What is asked: Go through the entries below, tally each line with the string "icon", and give the final number by itself.

Dataset records:
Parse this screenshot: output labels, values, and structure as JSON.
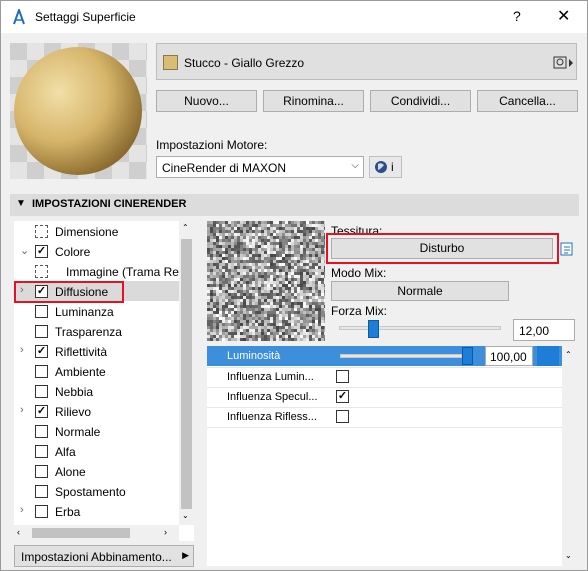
{
  "window": {
    "title": "Settaggi Superficie",
    "help": "?",
    "close": "✕"
  },
  "material": {
    "name": "Stucco - Giallo Grezzo",
    "swatch_color": "#d8bd74"
  },
  "actions": {
    "new_label": "Nuovo...",
    "rename_label": "Rinomina...",
    "share_label": "Condividi...",
    "delete_label": "Cancella..."
  },
  "engine": {
    "label": "Impostazioni Motore:",
    "value": "CineRender di MAXON",
    "info_glyph": "i"
  },
  "section": {
    "title": "IMPOSTAZIONI CINERENDER"
  },
  "channels": [
    {
      "label": "Dimensione",
      "expander": "",
      "checked": false,
      "icon": "dimension-icon"
    },
    {
      "label": "Colore",
      "expander": "⌄",
      "checked": true
    },
    {
      "label": "Immagine (Trama Resa",
      "expander": "",
      "checked": false,
      "icon": "image-icon"
    },
    {
      "label": "Diffusione",
      "expander": "›",
      "checked": true,
      "selected": true
    },
    {
      "label": "Luminanza",
      "expander": "",
      "checked": false
    },
    {
      "label": "Trasparenza",
      "expander": "",
      "checked": false
    },
    {
      "label": "Riflettività",
      "expander": "›",
      "checked": true
    },
    {
      "label": "Ambiente",
      "expander": "",
      "checked": false
    },
    {
      "label": "Nebbia",
      "expander": "",
      "checked": false
    },
    {
      "label": "Rilievo",
      "expander": "›",
      "checked": true
    },
    {
      "label": "Normale",
      "expander": "",
      "checked": false
    },
    {
      "label": "Alfa",
      "expander": "",
      "checked": false
    },
    {
      "label": "Alone",
      "expander": "",
      "checked": false
    },
    {
      "label": "Spostamento",
      "expander": "",
      "checked": false
    },
    {
      "label": "Erba",
      "expander": "›",
      "checked": false
    }
  ],
  "match_settings_label": "Impostazioni Abbinamento...",
  "texture": {
    "label": "Tessitura:",
    "value": "Disturbo"
  },
  "mix_mode": {
    "label": "Modo Mix:",
    "value": "Normale"
  },
  "mix_strength": {
    "label": "Forza Mix:",
    "value": "12,00",
    "level_percent": 12
  },
  "properties": [
    {
      "label": "Luminosità",
      "value": "100,00",
      "level_percent": 100,
      "selected": true
    },
    {
      "label": "Influenza Lumin...",
      "checked": false
    },
    {
      "label": "Influenza Specul...",
      "checked": true
    },
    {
      "label": "Influenza Rifless...",
      "checked": false
    }
  ],
  "colors": {
    "accent": "#1e7dd7",
    "selection": "#3d8fdc",
    "highlight": "#e81123"
  }
}
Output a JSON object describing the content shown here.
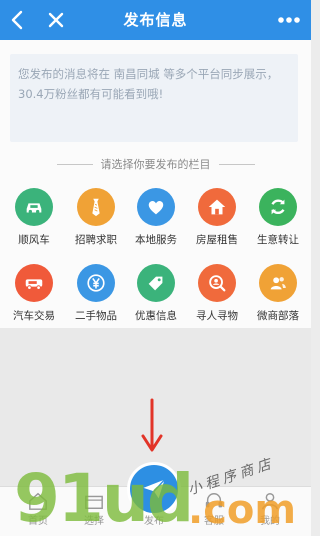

Result: 2